Records provided:
_ _ _ _ _

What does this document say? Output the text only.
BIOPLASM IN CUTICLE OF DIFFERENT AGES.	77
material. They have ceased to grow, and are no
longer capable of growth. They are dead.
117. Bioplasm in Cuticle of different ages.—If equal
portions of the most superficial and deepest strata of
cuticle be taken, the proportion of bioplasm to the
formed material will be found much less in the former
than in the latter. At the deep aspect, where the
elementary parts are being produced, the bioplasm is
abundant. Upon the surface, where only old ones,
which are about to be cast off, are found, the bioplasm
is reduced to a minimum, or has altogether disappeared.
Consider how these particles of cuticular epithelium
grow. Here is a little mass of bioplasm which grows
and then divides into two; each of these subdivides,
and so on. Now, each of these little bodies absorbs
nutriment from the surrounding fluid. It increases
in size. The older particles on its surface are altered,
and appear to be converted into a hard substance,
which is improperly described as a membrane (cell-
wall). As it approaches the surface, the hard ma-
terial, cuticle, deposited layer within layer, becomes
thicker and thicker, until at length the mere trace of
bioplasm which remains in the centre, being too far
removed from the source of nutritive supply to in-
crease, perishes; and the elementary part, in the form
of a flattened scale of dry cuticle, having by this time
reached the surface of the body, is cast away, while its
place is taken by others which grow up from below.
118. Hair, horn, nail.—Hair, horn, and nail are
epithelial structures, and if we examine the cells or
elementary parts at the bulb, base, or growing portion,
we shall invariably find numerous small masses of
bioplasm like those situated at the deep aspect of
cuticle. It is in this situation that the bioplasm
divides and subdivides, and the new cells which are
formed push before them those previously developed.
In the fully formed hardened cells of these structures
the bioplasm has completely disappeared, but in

_ _ _ _ _

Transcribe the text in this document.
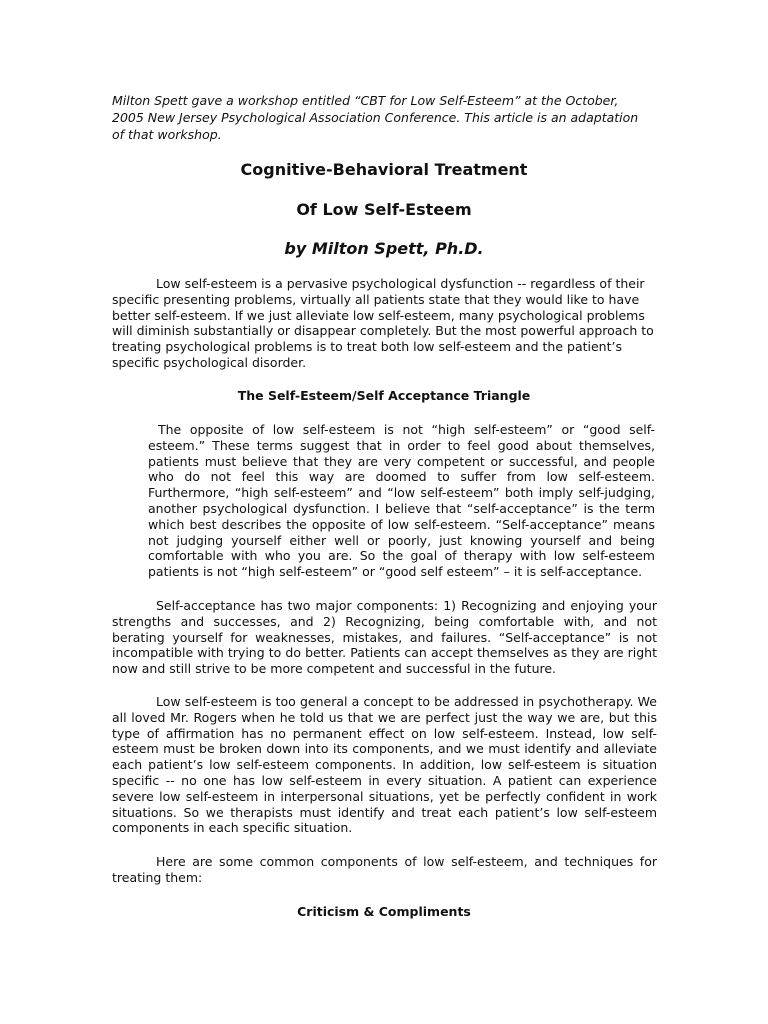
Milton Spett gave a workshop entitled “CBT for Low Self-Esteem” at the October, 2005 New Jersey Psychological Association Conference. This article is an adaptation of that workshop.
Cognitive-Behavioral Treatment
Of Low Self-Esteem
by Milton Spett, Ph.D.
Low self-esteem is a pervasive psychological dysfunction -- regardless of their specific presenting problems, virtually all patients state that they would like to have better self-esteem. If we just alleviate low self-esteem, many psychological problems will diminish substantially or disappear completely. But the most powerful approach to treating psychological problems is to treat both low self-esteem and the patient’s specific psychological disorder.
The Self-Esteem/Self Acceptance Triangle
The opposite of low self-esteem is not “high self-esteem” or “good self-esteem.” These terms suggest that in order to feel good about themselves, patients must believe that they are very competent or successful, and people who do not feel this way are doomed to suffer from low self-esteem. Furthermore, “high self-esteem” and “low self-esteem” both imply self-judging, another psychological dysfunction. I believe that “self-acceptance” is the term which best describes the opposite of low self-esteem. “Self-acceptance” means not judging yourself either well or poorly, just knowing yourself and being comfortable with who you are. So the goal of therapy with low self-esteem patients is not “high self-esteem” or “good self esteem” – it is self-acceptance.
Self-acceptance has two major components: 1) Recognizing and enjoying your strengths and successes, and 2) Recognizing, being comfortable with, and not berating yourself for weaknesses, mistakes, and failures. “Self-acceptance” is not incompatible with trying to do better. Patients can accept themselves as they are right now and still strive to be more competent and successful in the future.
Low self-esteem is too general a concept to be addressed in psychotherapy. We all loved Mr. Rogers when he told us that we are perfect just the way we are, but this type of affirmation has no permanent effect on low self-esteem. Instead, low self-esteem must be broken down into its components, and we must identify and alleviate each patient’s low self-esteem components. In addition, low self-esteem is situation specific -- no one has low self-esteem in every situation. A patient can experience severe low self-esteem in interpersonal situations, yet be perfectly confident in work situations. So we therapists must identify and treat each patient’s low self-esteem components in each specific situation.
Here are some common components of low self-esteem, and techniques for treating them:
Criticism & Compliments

_ _ _ _ _

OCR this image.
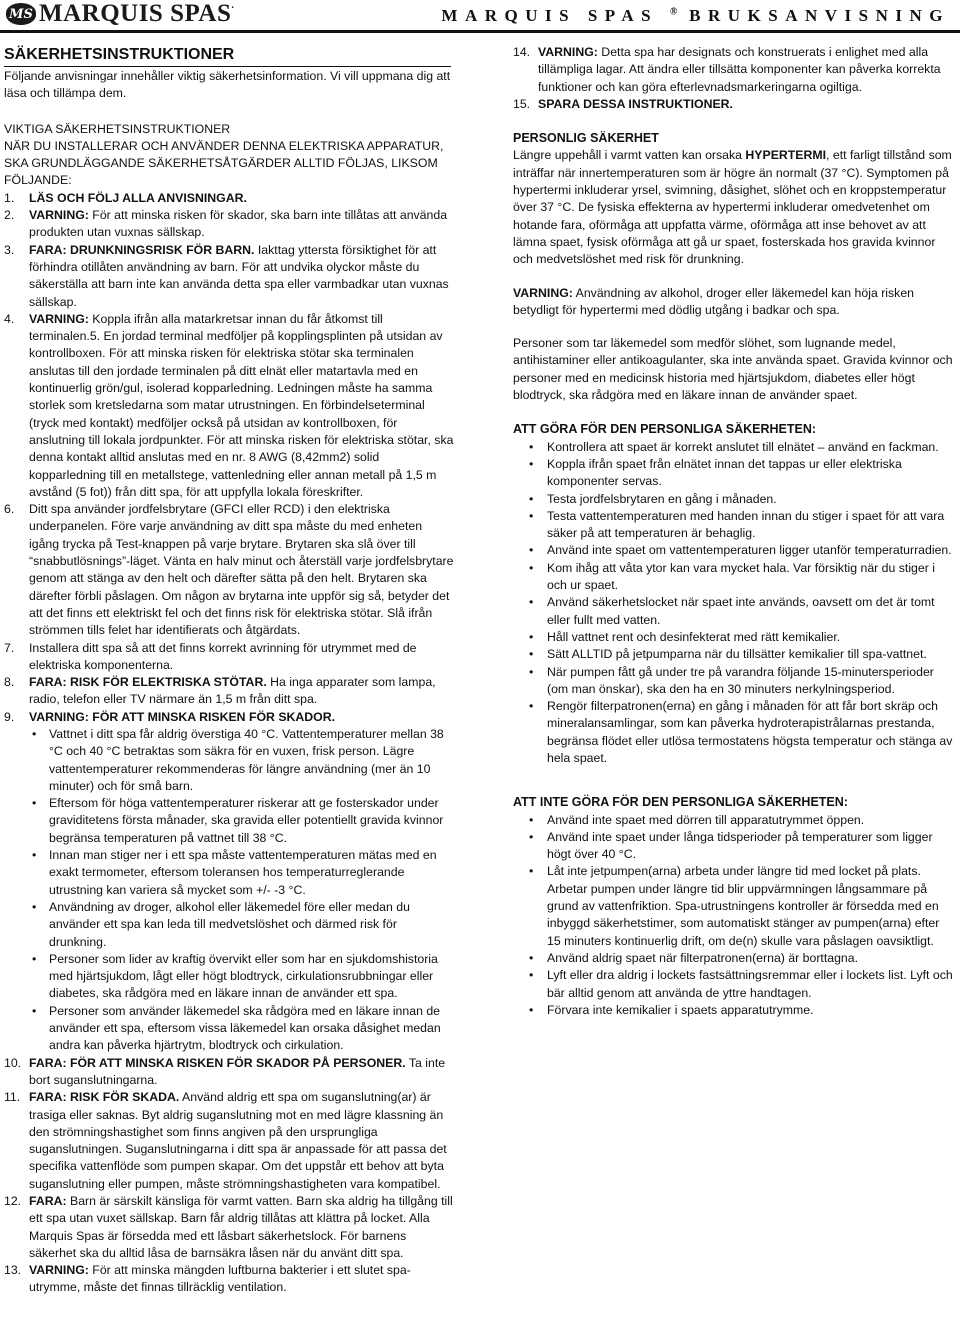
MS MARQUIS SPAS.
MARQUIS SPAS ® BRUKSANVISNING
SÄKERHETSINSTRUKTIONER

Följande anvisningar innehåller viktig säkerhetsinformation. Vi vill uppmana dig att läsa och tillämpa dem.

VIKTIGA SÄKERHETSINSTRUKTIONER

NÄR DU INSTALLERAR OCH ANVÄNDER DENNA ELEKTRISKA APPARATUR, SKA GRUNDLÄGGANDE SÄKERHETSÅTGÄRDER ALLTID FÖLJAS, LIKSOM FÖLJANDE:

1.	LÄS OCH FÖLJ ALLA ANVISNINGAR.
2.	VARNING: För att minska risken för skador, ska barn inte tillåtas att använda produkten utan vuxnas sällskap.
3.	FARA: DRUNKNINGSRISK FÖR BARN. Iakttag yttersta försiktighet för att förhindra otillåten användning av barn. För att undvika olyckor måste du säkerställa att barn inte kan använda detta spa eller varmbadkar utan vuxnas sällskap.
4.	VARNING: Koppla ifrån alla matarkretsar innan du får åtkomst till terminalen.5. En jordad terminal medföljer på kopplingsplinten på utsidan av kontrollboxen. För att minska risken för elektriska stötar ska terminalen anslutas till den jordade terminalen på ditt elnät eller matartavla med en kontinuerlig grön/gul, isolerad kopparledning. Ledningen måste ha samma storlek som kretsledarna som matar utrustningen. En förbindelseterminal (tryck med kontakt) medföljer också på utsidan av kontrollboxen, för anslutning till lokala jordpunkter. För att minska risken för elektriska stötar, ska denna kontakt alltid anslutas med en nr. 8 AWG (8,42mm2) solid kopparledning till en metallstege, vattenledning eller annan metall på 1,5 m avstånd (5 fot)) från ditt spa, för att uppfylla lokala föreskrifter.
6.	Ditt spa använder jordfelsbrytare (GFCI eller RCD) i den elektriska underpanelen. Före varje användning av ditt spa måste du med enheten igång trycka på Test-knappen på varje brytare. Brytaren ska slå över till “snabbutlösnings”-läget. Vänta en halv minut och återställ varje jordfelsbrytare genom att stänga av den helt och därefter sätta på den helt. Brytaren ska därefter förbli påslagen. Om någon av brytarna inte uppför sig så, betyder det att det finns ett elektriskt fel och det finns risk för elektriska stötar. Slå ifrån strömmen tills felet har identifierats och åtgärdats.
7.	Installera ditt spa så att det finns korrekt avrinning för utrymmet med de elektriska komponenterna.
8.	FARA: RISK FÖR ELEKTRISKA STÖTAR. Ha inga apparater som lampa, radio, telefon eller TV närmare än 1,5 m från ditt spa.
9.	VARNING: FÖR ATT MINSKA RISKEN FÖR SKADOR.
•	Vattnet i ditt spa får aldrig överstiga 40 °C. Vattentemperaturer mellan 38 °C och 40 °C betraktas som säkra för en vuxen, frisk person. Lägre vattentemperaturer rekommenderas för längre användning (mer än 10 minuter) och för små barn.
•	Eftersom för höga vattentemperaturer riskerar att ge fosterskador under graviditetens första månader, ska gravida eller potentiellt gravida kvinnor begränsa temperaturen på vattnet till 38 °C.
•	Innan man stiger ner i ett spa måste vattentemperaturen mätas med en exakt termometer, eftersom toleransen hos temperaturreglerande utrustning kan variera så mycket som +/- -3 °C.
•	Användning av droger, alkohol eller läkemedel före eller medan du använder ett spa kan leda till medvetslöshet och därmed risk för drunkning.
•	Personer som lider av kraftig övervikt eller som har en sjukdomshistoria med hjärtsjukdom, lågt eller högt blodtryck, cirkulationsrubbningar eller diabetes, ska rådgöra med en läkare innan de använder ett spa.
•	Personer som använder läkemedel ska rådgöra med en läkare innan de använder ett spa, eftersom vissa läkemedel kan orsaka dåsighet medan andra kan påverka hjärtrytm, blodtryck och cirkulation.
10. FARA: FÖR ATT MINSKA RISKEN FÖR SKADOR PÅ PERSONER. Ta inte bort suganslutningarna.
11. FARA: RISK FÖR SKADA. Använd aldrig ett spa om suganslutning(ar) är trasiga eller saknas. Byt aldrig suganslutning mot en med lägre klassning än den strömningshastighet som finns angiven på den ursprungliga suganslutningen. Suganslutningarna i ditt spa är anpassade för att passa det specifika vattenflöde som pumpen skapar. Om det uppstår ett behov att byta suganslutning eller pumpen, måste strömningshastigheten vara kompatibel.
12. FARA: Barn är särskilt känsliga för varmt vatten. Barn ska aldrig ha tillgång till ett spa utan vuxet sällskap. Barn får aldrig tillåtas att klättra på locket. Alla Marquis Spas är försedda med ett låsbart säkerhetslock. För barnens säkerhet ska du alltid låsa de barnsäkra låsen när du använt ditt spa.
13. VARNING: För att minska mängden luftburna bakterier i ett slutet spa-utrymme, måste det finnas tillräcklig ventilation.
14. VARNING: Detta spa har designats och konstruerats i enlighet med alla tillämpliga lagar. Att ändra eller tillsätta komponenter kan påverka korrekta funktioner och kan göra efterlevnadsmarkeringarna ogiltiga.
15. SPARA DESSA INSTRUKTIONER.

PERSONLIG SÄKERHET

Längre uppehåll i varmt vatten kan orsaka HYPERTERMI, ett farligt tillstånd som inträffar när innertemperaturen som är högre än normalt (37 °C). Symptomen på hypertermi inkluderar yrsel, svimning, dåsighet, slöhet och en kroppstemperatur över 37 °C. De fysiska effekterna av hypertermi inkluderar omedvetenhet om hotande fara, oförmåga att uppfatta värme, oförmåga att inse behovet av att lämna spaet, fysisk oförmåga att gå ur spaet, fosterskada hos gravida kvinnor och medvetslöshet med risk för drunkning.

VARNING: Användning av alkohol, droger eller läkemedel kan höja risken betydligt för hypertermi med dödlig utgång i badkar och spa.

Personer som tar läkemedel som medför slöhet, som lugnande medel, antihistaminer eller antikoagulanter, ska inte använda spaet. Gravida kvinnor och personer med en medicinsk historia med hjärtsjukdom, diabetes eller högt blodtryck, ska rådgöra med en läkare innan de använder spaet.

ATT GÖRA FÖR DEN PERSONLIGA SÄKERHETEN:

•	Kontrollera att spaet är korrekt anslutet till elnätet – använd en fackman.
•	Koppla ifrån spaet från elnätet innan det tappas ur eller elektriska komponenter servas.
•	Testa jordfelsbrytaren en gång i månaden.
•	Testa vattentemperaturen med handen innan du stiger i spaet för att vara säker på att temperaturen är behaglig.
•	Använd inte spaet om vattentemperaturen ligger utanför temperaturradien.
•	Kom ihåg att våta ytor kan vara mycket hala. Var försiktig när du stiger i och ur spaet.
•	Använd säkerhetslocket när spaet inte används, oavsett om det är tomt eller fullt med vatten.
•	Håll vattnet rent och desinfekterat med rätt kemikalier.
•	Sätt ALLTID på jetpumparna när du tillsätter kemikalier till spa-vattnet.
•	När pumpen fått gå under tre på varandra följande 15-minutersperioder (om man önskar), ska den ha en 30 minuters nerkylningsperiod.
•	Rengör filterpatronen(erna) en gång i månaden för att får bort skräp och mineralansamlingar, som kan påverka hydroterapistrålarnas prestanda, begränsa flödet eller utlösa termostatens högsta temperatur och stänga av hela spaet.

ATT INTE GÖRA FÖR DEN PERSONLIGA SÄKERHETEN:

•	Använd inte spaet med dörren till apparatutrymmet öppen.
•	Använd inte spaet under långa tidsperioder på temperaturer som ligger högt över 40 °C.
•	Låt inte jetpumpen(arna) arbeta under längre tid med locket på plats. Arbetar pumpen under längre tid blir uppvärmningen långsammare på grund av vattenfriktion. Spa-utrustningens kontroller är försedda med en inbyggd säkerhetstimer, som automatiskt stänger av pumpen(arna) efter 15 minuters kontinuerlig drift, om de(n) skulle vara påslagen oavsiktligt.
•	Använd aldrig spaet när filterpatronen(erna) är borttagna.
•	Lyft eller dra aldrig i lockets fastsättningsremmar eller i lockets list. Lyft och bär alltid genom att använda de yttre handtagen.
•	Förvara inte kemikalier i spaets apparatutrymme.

_ _ _ _ _

Your assignment:
Copy out every line in the records where the word "SÄKERHETSINSTRUKTIONER" is found.

Task response:
SÄKERHETSINSTRUKTIONER
VIKTIGA SÄKERHETSINSTRUKTIONER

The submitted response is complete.